### Your goal
Wherever the word "screenshot" appears in a line, extract that line.

### The records

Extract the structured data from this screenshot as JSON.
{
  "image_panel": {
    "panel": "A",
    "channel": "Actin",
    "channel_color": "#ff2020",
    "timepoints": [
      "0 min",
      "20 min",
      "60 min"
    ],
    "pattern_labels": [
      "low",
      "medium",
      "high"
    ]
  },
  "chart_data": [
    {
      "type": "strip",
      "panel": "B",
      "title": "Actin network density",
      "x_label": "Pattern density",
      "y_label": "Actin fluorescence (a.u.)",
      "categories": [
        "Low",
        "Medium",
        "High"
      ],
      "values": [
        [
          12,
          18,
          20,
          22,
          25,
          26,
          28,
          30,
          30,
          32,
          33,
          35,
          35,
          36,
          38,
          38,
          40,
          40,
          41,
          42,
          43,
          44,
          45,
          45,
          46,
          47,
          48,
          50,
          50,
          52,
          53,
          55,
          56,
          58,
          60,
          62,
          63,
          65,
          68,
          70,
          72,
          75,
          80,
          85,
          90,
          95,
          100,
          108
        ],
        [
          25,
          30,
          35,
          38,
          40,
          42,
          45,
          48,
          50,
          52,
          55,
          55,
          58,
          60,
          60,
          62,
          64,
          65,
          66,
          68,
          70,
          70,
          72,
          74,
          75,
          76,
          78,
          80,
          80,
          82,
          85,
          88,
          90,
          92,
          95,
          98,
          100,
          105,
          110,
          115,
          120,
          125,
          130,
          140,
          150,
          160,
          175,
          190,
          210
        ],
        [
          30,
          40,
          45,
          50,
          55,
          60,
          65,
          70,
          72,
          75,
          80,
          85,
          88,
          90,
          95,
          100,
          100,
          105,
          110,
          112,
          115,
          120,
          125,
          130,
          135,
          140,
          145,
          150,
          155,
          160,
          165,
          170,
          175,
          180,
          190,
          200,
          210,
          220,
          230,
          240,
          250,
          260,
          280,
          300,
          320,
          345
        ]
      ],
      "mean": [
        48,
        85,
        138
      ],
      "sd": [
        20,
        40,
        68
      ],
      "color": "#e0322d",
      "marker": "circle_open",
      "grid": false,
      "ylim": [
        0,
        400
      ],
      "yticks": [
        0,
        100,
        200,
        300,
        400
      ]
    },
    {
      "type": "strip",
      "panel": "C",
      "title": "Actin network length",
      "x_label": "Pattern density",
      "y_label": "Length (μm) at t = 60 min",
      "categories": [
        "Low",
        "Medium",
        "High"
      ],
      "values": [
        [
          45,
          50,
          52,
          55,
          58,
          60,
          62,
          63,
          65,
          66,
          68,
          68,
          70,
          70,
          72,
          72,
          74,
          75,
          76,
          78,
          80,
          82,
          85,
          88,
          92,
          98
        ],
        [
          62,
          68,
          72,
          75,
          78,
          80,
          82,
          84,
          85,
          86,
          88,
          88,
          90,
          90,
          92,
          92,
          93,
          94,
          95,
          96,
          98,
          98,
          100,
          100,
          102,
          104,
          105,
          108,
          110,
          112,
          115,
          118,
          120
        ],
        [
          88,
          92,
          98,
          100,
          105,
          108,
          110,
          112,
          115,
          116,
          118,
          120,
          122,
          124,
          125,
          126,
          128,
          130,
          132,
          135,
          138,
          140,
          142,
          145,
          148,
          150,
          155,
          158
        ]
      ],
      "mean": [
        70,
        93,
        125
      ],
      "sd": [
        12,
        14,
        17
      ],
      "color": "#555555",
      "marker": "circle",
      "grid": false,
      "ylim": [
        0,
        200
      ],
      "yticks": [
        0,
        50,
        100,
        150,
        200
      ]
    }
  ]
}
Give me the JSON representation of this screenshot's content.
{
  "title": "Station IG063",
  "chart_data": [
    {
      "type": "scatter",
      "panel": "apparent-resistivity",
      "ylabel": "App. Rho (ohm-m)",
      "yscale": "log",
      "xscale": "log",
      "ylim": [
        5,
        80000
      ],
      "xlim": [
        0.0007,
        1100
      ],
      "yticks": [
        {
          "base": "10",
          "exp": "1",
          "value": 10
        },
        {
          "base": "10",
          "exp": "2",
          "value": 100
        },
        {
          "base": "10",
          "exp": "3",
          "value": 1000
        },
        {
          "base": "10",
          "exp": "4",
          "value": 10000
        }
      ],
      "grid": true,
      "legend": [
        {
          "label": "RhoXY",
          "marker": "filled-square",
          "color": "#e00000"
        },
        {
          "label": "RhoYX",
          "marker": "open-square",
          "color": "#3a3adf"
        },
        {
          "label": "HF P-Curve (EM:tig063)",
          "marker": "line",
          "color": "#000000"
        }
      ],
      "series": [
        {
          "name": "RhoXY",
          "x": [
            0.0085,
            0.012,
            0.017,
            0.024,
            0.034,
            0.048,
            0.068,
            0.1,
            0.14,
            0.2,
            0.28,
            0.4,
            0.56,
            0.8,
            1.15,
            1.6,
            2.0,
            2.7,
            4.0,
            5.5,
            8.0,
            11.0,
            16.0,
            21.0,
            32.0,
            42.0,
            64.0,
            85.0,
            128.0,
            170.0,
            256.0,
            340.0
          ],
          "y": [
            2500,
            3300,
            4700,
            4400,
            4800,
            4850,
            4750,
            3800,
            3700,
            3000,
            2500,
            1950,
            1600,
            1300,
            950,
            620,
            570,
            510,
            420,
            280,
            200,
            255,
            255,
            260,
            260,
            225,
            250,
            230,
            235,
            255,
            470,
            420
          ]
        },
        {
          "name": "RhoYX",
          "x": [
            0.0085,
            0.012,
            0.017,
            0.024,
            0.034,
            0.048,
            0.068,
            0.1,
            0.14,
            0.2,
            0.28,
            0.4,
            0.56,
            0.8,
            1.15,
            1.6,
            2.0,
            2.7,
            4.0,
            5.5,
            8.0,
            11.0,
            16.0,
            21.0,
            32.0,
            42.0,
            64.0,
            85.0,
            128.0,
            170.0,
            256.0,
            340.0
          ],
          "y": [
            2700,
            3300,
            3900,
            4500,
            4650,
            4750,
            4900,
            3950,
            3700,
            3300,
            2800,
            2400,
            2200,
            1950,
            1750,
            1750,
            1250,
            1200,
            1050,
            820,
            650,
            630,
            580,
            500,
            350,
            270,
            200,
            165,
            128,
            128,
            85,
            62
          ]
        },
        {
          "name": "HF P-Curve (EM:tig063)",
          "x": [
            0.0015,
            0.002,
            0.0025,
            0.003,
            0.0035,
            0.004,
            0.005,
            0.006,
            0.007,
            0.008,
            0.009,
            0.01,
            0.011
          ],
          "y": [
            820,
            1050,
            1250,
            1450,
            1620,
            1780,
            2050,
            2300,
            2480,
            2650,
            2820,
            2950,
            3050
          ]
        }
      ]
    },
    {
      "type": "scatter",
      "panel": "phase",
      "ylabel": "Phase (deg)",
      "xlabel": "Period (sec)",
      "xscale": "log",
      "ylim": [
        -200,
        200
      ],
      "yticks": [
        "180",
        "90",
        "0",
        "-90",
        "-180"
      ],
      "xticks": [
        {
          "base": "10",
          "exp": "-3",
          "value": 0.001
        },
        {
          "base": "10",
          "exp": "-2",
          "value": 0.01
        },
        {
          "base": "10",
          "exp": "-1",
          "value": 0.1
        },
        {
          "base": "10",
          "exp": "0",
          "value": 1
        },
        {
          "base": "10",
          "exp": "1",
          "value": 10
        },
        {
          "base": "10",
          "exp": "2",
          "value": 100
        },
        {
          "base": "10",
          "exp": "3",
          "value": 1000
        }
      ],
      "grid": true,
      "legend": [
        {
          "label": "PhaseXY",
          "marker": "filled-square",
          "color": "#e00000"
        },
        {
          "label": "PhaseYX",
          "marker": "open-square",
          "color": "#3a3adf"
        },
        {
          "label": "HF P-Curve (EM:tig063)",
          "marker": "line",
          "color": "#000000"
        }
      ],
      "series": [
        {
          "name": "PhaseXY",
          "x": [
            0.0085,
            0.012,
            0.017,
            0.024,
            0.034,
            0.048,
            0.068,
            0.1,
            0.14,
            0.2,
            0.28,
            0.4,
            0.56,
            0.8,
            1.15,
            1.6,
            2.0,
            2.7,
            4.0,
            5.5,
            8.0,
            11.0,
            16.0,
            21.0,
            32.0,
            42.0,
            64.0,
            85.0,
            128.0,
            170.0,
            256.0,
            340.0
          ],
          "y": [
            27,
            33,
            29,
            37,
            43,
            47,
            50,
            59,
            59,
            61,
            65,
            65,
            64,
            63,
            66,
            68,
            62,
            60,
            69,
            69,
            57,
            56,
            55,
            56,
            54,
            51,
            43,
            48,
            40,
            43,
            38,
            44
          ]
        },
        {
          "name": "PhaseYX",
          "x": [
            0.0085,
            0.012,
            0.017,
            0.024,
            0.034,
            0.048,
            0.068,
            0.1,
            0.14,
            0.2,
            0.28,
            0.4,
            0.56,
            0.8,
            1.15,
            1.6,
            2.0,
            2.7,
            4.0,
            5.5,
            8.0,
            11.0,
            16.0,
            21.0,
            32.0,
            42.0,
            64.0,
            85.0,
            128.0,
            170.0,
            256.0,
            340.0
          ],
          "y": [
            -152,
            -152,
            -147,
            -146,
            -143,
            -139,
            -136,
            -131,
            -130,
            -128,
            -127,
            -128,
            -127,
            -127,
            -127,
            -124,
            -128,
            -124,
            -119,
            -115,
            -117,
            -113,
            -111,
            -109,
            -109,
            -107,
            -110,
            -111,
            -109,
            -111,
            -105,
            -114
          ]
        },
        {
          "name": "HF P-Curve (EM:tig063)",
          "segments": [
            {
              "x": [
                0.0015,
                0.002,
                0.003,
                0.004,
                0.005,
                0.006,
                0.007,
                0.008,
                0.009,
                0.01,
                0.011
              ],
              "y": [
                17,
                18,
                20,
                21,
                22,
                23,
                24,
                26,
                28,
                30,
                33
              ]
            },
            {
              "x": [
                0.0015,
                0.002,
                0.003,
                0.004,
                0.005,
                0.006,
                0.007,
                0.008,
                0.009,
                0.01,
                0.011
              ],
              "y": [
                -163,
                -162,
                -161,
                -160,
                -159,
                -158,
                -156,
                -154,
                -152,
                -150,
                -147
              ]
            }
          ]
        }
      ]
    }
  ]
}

### In response
Extract the structured data from this screenshot as JSON.
Give me the JSON representation of this screenshot's content.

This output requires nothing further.